--- begin ---
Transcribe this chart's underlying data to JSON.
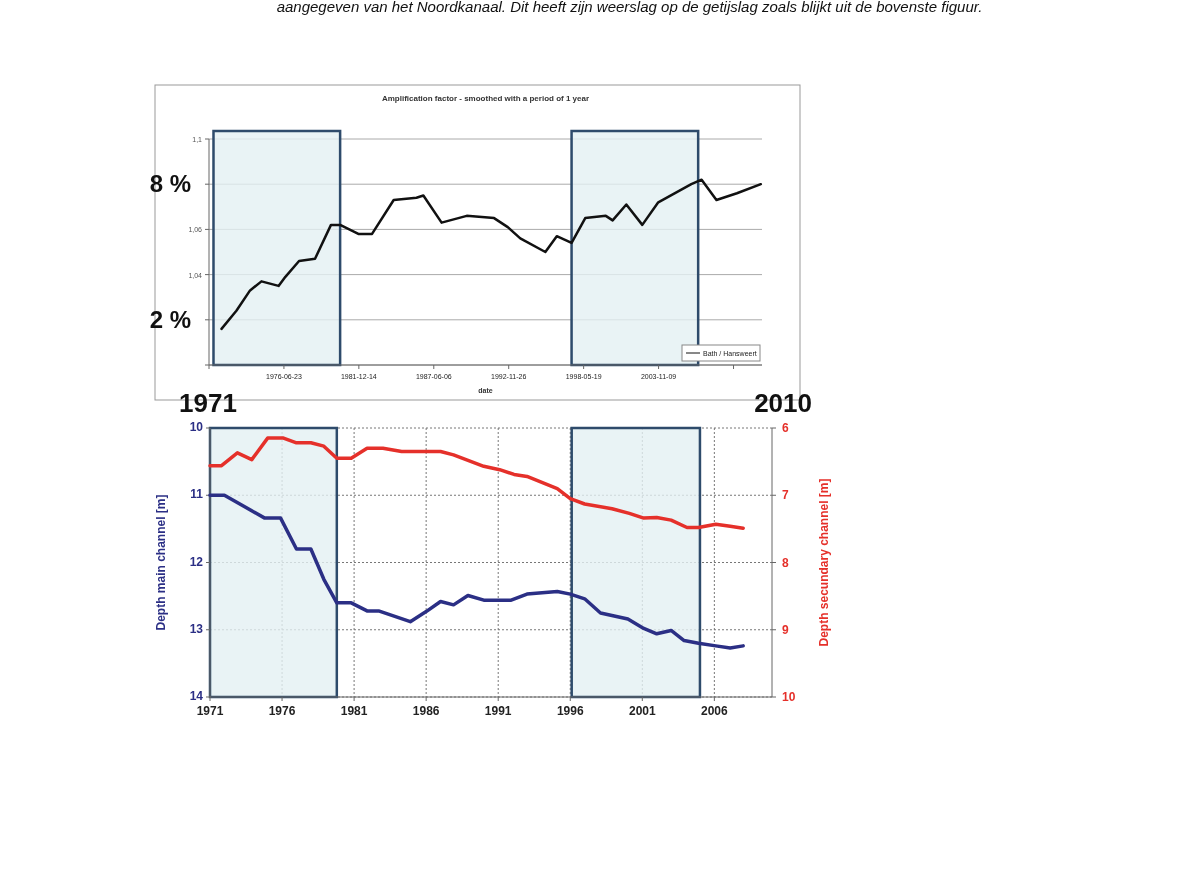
{
  "chart_data": [
    {
      "type": "line",
      "title": "Amplification factor - smoothed with a period of 1 year",
      "xlabel": "date",
      "legend": "bottom right",
      "grid": "y",
      "line_style": "solid",
      "annotations": [
        "aangegeven van het Noordkanaal. Dit heeft zijn weerslag op de getijslag zoals blijkt uit de bovenste figuur.",
        "1971",
        "2010",
        "8 %",
        "2 %"
      ],
      "xlim": [
        "1971-01-01",
        "2011-06-01"
      ],
      "xticks": [
        {
          "value": "1971-01-01",
          "label": null
        },
        "1976-06-23",
        "1981-12-14",
        "1987-06-06",
        "1992-11-26",
        "1998-05-19",
        "2003-11-09",
        {
          "value": "2009-05-02",
          "label": null
        }
      ],
      "ylim": [
        1.0,
        1.1
      ],
      "yticks": [
        {
          "value": 1.0,
          "label": null
        },
        {
          "value": 1.02,
          "label": null
        },
        {
          "value": 1.04,
          "label": "1,04"
        },
        {
          "value": 1.06,
          "label": "1,06"
        },
        {
          "value": 1.08,
          "label": null
        },
        {
          "value": 1.1,
          "label": "1,1"
        }
      ],
      "bands": [
        {
          "axis": "x",
          "from": "1971-05-01",
          "to": "1980-08-01",
          "color": "#e3f0f3"
        },
        {
          "axis": "x",
          "from": "1997-07-01",
          "to": "2006-10-01",
          "color": "#e3f0f3"
        }
      ],
      "series": [
        {
          "name": "Bath / Hansweert",
          "color": "#111111",
          "x": [
            "1971-12",
            "1973-01",
            "1974-01",
            "1974-11",
            "1976-02",
            "1976-08",
            "1977-08",
            "1978-10",
            "1979-12",
            "1980-08",
            "1981-12",
            "1982-12",
            "1984-07",
            "1986-03",
            "1986-09",
            "1988-01",
            "1989-11",
            "1991-11",
            "1992-11",
            "1993-10",
            "1995-08",
            "1996-06",
            "1997-07",
            "1998-07",
            "2000-01",
            "2000-07",
            "2001-07",
            "2002-09",
            "2003-11",
            "2006-04",
            "2007-01",
            "2008-02",
            "2009-08",
            "2011-05"
          ],
          "values": [
            1.016,
            1.024,
            1.033,
            1.037,
            1.035,
            1.039,
            1.046,
            1.047,
            1.062,
            1.062,
            1.058,
            1.058,
            1.073,
            1.074,
            1.075,
            1.063,
            1.066,
            1.065,
            1.061,
            1.056,
            1.05,
            1.057,
            1.054,
            1.065,
            1.066,
            1.064,
            1.071,
            1.062,
            1.072,
            1.08,
            1.082,
            1.073,
            1.076,
            1.08
          ]
        }
      ]
    },
    {
      "type": "line",
      "ylabel": "Depth main channel [m]",
      "y2label": "Depth secundary channel [m]",
      "grid": true,
      "line_style": "solid",
      "xlim": [
        1971,
        2010
      ],
      "xticks": [
        1971,
        1976,
        1981,
        1986,
        1991,
        1996,
        2001,
        2006
      ],
      "ylim": [
        14,
        10
      ],
      "yticks": [
        10,
        11,
        12,
        13,
        14
      ],
      "y2lim": [
        10,
        6
      ],
      "y2ticks": [
        6,
        7,
        8,
        9,
        10
      ],
      "bands": [
        {
          "axis": "x",
          "from": 1971,
          "to": 1979.8,
          "color": "#e3f0f3"
        },
        {
          "axis": "x",
          "from": 1996.1,
          "to": 2005,
          "color": "#e3f0f3"
        }
      ],
      "series": [
        {
          "color": "#2b2f85",
          "x": [
            1971,
            1972,
            1974.8,
            1975.9,
            1977,
            1978,
            1978.9,
            1979.8,
            1980.8,
            1981.9,
            1982.7,
            1984.9,
            1986,
            1987,
            1987.9,
            1988.9,
            1990,
            1991.9,
            1993,
            1995.1,
            1996,
            1997,
            1998.1,
            2000,
            2001.1,
            2002,
            2003,
            2003.9,
            2004.9,
            2006.1,
            2007.1,
            2008
          ],
          "values": [
            11.0,
            11.0,
            11.34,
            11.34,
            11.8,
            11.8,
            12.25,
            12.6,
            12.6,
            12.72,
            12.72,
            12.88,
            12.73,
            12.58,
            12.63,
            12.49,
            12.56,
            12.56,
            12.47,
            12.43,
            12.47,
            12.54,
            12.75,
            12.84,
            12.98,
            13.06,
            13.01,
            13.16,
            13.2,
            13.24,
            13.27,
            13.24
          ]
        },
        {
          "color": "#e5302a",
          "axis": "y2",
          "x": [
            1971,
            1971.8,
            1972.9,
            1973.9,
            1975,
            1976.1,
            1977,
            1978,
            1978.9,
            1979.8,
            1980.8,
            1981.9,
            1983,
            1984.3,
            1987,
            1987.9,
            1990,
            1991.1,
            1992.1,
            1993,
            1995.1,
            1996,
            1997,
            1998.9,
            2000.1,
            2001.1,
            2002,
            2003,
            2004.1,
            2004.9,
            2006.1,
            2007.1,
            2008
          ],
          "values": [
            6.56,
            6.56,
            6.37,
            6.47,
            6.15,
            6.15,
            6.22,
            6.22,
            6.27,
            6.45,
            6.45,
            6.3,
            6.3,
            6.35,
            6.35,
            6.4,
            6.57,
            6.62,
            6.69,
            6.72,
            6.9,
            7.05,
            7.13,
            7.2,
            7.27,
            7.34,
            7.33,
            7.37,
            7.48,
            7.48,
            7.43,
            7.46,
            7.49
          ]
        }
      ]
    }
  ]
}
--- end ---
(EXERCISE OBJECTIVE) In the listing, find every line containing the word "from" and list it.

(RESPONSE BELOW)
          "from": "1971-05-01",
          "from": "1997-07-01",
          "from": 1971,
          "from": 1996.1,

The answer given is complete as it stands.